> _What the task requires_
Keep only the lines of the listing that include the word "Осуществление", and copy them.

> _Stored records_
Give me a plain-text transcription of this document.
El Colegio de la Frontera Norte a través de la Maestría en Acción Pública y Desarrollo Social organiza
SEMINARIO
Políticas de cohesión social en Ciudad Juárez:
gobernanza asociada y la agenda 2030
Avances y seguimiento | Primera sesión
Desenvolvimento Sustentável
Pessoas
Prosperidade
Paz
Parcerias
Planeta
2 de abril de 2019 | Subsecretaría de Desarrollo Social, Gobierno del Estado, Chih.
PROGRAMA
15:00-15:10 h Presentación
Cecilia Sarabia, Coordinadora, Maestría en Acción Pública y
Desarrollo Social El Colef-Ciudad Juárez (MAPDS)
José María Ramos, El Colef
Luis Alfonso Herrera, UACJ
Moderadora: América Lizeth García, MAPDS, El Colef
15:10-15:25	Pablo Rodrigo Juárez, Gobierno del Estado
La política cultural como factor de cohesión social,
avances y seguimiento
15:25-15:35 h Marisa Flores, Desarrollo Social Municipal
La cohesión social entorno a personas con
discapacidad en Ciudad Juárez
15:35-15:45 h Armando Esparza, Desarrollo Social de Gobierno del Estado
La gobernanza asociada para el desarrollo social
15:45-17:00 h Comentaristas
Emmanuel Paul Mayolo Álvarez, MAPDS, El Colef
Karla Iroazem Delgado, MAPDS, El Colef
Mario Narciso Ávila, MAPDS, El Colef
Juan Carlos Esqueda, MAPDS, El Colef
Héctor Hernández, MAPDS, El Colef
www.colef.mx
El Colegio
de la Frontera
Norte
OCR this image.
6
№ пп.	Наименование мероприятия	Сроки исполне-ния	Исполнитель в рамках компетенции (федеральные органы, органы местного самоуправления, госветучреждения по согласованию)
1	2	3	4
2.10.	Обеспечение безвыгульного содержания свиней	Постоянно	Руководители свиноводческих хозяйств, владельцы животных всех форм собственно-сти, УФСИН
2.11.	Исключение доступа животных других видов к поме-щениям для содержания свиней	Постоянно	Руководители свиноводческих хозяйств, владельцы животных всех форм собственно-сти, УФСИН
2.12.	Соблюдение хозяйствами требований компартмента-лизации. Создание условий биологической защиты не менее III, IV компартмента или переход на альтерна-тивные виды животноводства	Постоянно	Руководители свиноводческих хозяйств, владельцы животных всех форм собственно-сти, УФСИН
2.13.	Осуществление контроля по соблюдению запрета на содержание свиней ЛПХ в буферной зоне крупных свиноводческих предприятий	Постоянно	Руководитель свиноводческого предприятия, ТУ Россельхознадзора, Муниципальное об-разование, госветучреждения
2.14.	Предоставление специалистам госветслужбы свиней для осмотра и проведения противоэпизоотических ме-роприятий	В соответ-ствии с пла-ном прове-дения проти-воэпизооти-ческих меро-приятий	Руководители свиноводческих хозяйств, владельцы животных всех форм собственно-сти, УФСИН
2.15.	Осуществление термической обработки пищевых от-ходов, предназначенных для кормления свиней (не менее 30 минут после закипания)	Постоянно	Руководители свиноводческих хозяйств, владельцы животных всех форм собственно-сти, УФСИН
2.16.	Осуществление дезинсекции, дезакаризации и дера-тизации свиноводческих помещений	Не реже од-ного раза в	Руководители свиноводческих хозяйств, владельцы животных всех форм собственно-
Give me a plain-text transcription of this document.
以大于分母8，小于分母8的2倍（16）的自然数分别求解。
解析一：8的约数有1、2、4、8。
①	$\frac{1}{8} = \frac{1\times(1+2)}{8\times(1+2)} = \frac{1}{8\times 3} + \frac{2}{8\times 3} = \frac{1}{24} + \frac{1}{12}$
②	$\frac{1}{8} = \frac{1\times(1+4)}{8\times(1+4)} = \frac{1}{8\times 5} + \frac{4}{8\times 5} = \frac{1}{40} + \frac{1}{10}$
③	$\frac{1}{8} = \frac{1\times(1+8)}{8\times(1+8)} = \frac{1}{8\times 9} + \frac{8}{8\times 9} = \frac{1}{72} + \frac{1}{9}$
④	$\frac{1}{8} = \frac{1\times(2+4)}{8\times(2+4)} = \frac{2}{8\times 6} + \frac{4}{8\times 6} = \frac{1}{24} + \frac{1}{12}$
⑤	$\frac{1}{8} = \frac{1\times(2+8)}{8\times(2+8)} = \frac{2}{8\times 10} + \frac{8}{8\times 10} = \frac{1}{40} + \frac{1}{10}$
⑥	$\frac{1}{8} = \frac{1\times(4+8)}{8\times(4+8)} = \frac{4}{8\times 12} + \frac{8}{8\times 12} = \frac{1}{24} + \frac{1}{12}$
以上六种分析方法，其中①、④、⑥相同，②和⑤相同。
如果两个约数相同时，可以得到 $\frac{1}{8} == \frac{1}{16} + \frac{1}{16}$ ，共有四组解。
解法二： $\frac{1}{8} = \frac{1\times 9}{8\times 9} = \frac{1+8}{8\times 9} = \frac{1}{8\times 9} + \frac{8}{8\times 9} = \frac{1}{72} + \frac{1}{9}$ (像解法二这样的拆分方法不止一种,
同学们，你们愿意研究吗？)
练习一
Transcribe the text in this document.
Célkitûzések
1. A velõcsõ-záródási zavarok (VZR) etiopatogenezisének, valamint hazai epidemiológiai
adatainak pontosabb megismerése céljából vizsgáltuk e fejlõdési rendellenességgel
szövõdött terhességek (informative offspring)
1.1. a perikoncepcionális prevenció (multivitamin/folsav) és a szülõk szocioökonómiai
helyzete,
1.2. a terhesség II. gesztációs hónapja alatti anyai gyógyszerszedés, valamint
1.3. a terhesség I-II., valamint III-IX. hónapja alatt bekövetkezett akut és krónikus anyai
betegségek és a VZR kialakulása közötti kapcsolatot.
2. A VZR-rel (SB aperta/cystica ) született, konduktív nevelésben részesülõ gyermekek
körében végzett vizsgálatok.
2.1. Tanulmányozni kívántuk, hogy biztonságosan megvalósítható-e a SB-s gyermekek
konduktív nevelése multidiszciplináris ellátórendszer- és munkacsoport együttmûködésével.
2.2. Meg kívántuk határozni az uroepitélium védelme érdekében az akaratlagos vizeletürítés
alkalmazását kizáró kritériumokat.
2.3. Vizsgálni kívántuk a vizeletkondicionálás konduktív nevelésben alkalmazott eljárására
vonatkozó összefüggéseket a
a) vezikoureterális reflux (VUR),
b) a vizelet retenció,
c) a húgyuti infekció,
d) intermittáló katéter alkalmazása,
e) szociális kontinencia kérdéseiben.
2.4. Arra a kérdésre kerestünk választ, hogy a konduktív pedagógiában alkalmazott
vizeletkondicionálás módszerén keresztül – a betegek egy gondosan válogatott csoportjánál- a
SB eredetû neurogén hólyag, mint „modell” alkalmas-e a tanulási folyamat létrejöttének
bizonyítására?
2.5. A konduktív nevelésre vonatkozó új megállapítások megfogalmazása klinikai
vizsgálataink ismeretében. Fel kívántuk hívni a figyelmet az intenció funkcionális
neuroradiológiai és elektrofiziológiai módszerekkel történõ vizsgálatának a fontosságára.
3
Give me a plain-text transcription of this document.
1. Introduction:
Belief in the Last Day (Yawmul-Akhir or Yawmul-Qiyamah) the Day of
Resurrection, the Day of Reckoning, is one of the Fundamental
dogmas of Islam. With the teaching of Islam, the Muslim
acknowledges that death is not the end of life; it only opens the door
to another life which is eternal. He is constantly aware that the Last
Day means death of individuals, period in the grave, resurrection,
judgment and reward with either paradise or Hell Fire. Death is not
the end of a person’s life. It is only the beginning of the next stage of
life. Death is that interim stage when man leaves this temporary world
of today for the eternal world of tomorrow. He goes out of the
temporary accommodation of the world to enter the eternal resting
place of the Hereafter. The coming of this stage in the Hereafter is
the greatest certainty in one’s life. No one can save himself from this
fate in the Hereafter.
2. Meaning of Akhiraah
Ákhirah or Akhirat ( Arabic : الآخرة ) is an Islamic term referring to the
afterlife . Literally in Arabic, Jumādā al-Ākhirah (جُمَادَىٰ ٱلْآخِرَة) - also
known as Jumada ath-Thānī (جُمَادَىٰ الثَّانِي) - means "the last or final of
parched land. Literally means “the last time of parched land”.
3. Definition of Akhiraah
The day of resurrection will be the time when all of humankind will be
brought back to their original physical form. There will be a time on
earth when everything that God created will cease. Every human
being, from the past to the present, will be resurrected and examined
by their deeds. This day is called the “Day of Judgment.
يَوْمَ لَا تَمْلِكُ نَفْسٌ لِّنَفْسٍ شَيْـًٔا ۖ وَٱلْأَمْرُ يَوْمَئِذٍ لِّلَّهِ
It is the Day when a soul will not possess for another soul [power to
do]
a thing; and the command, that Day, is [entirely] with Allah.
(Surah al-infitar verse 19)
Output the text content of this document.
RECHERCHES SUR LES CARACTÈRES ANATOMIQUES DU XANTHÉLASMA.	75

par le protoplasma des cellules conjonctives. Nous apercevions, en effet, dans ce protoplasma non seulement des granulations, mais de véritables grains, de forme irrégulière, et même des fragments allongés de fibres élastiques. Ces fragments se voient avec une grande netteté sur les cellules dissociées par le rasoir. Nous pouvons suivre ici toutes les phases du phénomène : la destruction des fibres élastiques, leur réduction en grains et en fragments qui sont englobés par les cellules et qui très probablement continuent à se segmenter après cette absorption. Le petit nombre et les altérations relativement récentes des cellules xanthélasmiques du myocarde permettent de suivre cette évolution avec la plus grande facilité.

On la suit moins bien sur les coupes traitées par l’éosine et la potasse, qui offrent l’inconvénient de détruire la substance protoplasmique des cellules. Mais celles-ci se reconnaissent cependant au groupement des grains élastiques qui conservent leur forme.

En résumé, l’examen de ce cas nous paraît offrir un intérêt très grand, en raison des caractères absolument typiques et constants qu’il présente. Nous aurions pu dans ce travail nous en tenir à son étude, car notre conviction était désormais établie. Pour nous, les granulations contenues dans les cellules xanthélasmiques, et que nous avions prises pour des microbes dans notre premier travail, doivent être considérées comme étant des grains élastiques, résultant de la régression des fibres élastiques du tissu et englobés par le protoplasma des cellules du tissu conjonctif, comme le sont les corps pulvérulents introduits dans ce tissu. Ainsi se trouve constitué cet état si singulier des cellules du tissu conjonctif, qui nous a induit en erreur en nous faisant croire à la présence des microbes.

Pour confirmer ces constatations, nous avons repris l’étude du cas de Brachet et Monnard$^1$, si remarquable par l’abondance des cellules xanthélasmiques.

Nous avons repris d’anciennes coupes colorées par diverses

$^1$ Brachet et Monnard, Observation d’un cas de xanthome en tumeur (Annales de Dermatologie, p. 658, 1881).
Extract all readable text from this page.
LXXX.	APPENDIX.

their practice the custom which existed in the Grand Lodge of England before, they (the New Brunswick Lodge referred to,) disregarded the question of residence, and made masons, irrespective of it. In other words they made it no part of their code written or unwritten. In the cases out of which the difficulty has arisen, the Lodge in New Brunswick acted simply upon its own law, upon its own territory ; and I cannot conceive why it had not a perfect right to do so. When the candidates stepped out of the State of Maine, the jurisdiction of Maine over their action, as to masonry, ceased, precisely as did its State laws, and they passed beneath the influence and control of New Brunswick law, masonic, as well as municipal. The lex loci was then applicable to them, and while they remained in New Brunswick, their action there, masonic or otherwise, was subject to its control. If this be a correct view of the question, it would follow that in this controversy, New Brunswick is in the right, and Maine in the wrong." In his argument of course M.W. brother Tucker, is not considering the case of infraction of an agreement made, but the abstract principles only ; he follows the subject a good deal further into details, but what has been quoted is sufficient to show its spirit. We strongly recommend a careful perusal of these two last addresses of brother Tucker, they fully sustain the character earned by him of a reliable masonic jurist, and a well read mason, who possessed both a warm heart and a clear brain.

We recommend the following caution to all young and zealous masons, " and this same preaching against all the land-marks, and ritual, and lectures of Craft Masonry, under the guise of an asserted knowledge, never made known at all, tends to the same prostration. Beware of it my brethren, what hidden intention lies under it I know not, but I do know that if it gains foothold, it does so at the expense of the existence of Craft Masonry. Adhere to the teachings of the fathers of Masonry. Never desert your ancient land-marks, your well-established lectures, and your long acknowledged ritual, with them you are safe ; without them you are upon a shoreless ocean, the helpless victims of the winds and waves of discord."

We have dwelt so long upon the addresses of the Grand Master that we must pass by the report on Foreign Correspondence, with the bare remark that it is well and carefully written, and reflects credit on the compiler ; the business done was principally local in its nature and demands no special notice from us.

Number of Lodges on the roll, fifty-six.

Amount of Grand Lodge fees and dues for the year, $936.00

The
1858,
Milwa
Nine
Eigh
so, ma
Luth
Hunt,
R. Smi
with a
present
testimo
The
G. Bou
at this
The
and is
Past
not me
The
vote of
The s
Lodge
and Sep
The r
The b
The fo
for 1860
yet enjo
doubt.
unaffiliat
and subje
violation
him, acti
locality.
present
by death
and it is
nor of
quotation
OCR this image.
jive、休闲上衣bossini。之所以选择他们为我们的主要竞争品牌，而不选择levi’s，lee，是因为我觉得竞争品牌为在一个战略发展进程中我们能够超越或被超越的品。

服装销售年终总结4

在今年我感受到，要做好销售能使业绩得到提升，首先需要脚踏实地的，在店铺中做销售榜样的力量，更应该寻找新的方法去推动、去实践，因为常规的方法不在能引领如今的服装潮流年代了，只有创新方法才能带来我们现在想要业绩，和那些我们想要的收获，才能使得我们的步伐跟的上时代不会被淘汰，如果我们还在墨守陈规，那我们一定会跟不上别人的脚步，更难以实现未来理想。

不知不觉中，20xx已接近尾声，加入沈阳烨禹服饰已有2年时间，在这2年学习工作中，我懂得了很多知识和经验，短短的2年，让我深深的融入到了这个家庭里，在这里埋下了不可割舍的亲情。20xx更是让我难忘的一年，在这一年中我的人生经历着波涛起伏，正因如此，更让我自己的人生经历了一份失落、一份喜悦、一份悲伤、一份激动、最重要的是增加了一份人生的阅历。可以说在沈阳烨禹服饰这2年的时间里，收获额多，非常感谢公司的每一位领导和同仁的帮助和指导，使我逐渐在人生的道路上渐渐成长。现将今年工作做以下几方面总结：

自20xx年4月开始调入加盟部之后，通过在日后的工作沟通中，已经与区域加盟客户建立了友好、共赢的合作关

> _Complete response_
2.13.	Осуществление контроля по соблюдению запрета на содержание свиней ЛПХ в буферной зоне крупных свиноводческих предприятий	Постоянно	Руководитель свиноводческого предприятия, ТУ Россельхознадзора, Муниципальное об-разование, госветучреждения
2.15.	Осуществление термической обработки пищевых от-ходов, предназначенных для кормления свиней (не менее 30 минут после закипания)	Постоянно	Руководители свиноводческих хозяйств, владельцы животных всех форм собственно-сти, УФСИН
2.16.	Осуществление дезинсекции, дезакаризации и дера-тизации свиноводческих помещений	Не реже од-ного раза в	Руководители свиноводческих хозяйств, владельцы животных всех форм собственно-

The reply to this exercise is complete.